Exercise prompt: Take the entries below and print all of them exactly, please.

***** Working data *****

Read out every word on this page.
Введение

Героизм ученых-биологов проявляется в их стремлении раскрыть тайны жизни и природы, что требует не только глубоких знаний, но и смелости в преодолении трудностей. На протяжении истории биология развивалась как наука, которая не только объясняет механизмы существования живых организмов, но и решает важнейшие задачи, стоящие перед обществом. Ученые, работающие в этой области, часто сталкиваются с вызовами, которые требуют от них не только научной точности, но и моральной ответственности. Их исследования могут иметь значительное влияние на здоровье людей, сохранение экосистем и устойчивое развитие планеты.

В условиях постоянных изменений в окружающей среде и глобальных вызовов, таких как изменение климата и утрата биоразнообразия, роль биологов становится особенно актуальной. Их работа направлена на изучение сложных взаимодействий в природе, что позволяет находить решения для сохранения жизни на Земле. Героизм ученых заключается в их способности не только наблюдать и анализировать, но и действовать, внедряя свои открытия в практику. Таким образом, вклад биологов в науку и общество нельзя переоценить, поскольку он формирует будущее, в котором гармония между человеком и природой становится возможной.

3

*****

Response to this task:
Read out every word on this page.
Введение

Героизм ученых-биологов проявляется в их стремлении раскрыть тайны жизни и природы, что требует не только глубоких знаний, но и смелости в преодолении трудностей. На протяжении истории биология развивалась как наука, которая не только объясняет механизмы существования живых организмов, но и решает важнейшие задачи, стоящие перед обществом. Ученые, работающие в этой области, часто сталкиваются с вызовами, которые требуют от них не только научной точности, но и моральной ответственности. Их исследования могут иметь значительное влияние на здоровье людей, сохранение экосистем и устойчивое развитие планеты.

В условиях постоянных изменений в окружающей среде и глобальных вызовов, таких как изменение климата и утрата биоразнообразия, роль биологов становится особенно актуальной. Их работа направлена на изучение сложных взаимодействий в природе, что позволяет находить решения для сохранения жизни на Земле. Героизм ученых заключается в их способности не только наблюдать и анализировать, но и действовать, внедряя свои открытия в практику. Таким образом, вклад биологов в науку и общество нельзя переоценить, поскольку он формирует будущее, в котором гармония между человеком и природой становится возможной.

3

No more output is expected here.